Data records

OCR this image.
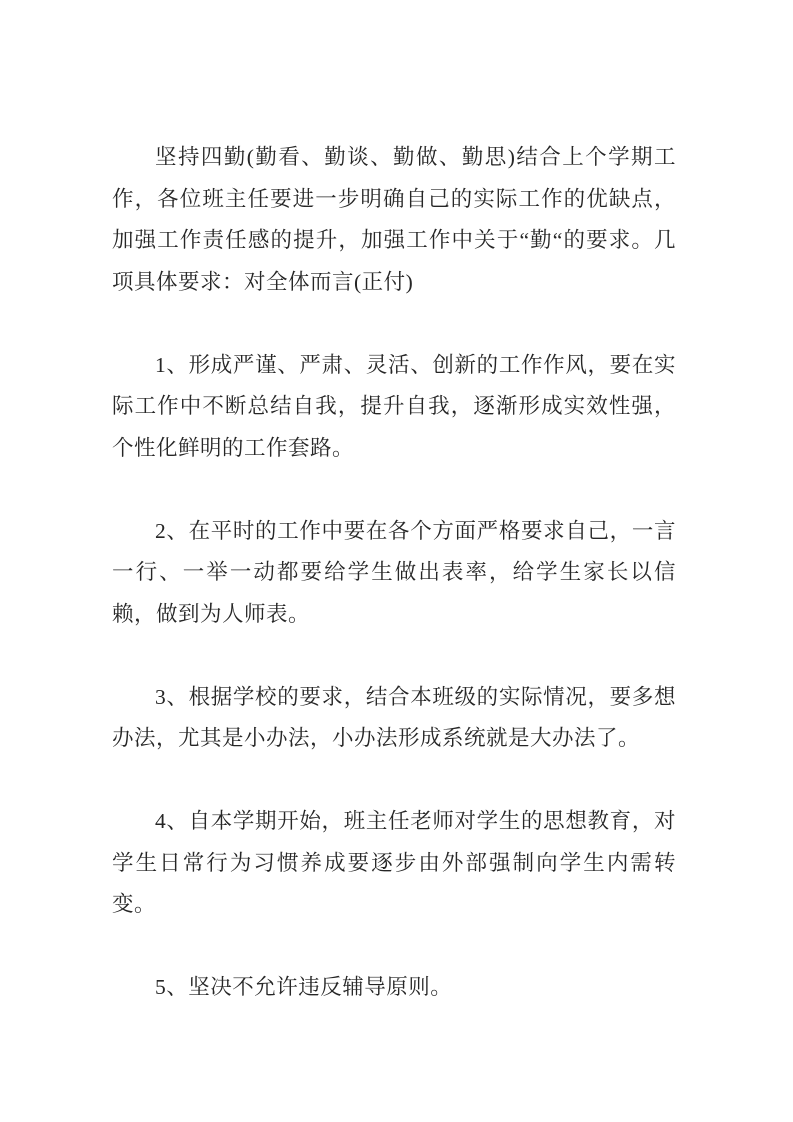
坚持四勤(勤看、勤谈、勤做、勤思)结合上个学期工作，各位班主任要进一步明确自己的实际工作的优缺点，加强工作责任感的提升，加强工作中关于“勤“的要求。几项具体要求：对全体而言(正付)

1、形成严谨、严肃、灵活、创新的工作作风，要在实际工作中不断总结自我，提升自我，逐渐形成实效性强，个性化鲜明的工作套路。

2、在平时的工作中要在各个方面严格要求自己，一言一行、一举一动都要给学生做出表率，给学生家长以信赖，做到为人师表。

3、根据学校的要求，结合本班级的实际情况，要多想办法，尤其是小办法，小办法形成系统就是大办法了。

4、自本学期开始，班主任老师对学生的思想教育，对学生日常行为习惯养成要逐步由外部强制向学生内需转变。

5、坚决不允许违反辅导原则。
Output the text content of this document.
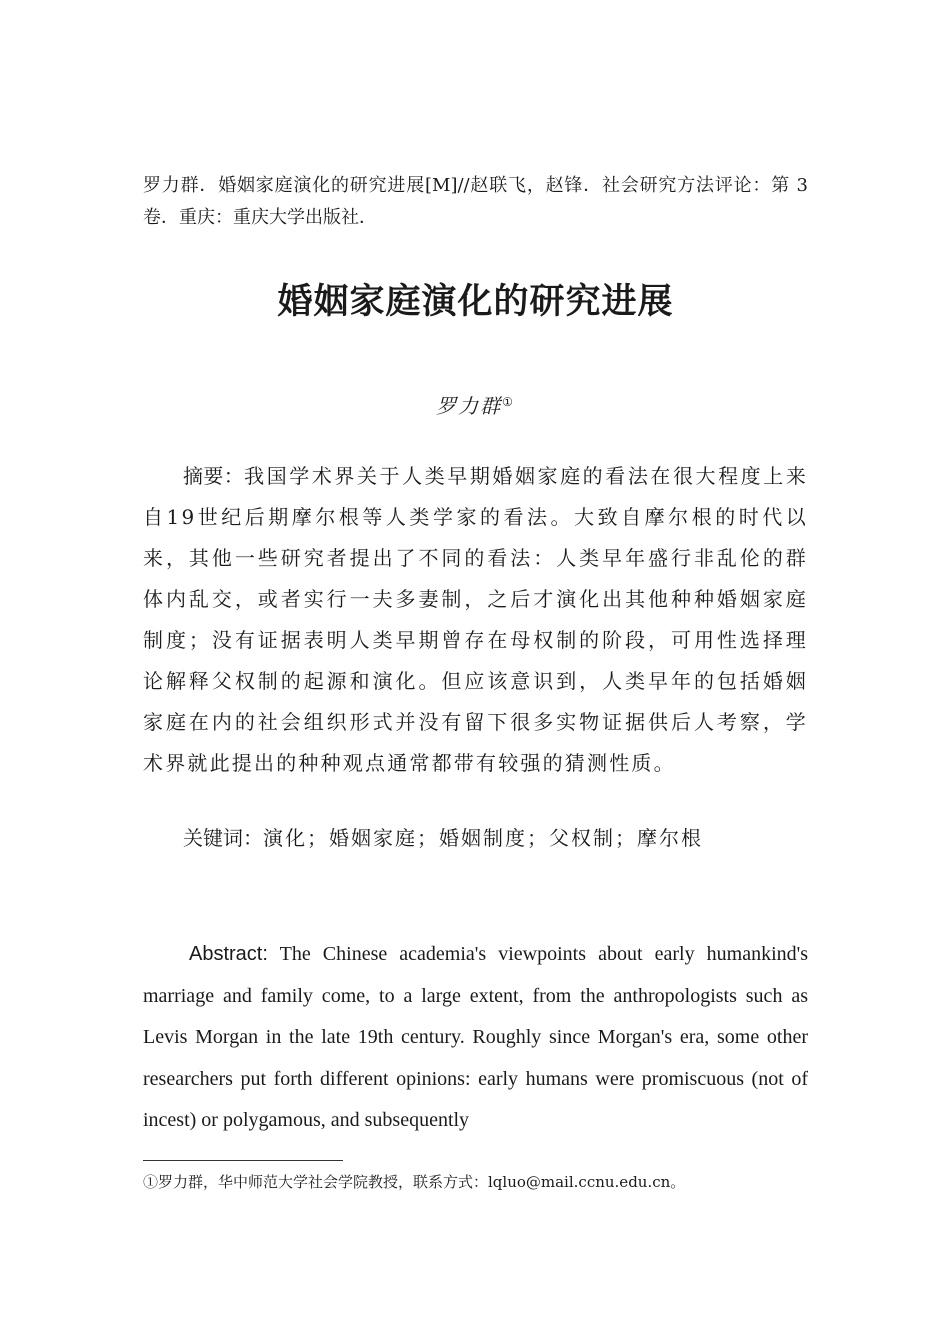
罗力群．婚姻家庭演化的研究进展[M]//赵联飞，赵锋．社会研究方法评论：第 3 卷．重庆：重庆大学出版社．
婚姻家庭演化的研究进展
罗力群①

摘要：我国学术界关于人类早期婚姻家庭的看法在很大程度上来自19世纪后期摩尔根等人类学家的看法。大致自摩尔根的时代以来，其他一些研究者提出了不同的看法：人类早年盛行非乱伦的群体内乱交，或者实行一夫多妻制，之后才演化出其他种种婚姻家庭制度；没有证据表明人类早期曾存在母权制的阶段，可用性选择理论解释父权制的起源和演化。但应该意识到，人类早年的包括婚姻家庭在内的社会组织形式并没有留下很多实物证据供后人考察，学术界就此提出的种种观点通常都带有较强的猜测性质。

关键词：演化；婚姻家庭；婚姻制度；父权制；摩尔根

Abstract: The Chinese academia's viewpoints about early humankind's marriage and family come, to a large extent, from the anthropologists such as Levis Morgan in the late 19th century. Roughly since Morgan's era, some other researchers put forth different opinions: early humans were promiscuous (not of incest) or polygamous, and subsequently

①罗力群，华中师范大学社会学院教授，联系方式：lqluo@mail.ccnu.edu.cn。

REQUIRED TASK >> Reproduce each record above by retyping it exactly; omit all images.

FULL RESPONSE >>
OCR this image.
坚持四勤(勤看、勤谈、勤做、勤思)结合上个学期工作，各位班主任要进一步明确自己的实际工作的优缺点，加强工作责任感的提升，加强工作中关于“勤“的要求。几项具体要求：对全体而言(正付)

1、形成严谨、严肃、灵活、创新的工作作风，要在实际工作中不断总结自我，提升自我，逐渐形成实效性强，个性化鲜明的工作套路。

2、在平时的工作中要在各个方面严格要求自己，一言一行、一举一动都要给学生做出表率，给学生家长以信赖，做到为人师表。

3、根据学校的要求，结合本班级的实际情况，要多想办法，尤其是小办法，小办法形成系统就是大办法了。

4、自本学期开始，班主任老师对学生的思想教育，对学生日常行为习惯养成要逐步由外部强制向学生内需转变。

5、坚决不允许违反辅导原则。
Output the text content of this document.
罗力群．婚姻家庭演化的研究进展[M]//赵联飞，赵锋．社会研究方法评论：第 3 卷．重庆：重庆大学出版社．
婚姻家庭演化的研究进展
罗力群①

摘要：我国学术界关于人类早期婚姻家庭的看法在很大程度上来自19世纪后期摩尔根等人类学家的看法。大致自摩尔根的时代以来，其他一些研究者提出了不同的看法：人类早年盛行非乱伦的群体内乱交，或者实行一夫多妻制，之后才演化出其他种种婚姻家庭制度；没有证据表明人类早期曾存在母权制的阶段，可用性选择理论解释父权制的起源和演化。但应该意识到，人类早年的包括婚姻家庭在内的社会组织形式并没有留下很多实物证据供后人考察，学术界就此提出的种种观点通常都带有较强的猜测性质。

关键词：演化；婚姻家庭；婚姻制度；父权制；摩尔根

Abstract: The Chinese academia's viewpoints about early humankind's marriage and family come, to a large extent, from the anthropologists such as Levis Morgan in the late 19th century. Roughly since Morgan's era, some other researchers put forth different opinions: early humans were promiscuous (not of incest) or polygamous, and subsequently

①罗力群，华中师范大学社会学院教授，联系方式：lqluo@mail.ccnu.edu.cn。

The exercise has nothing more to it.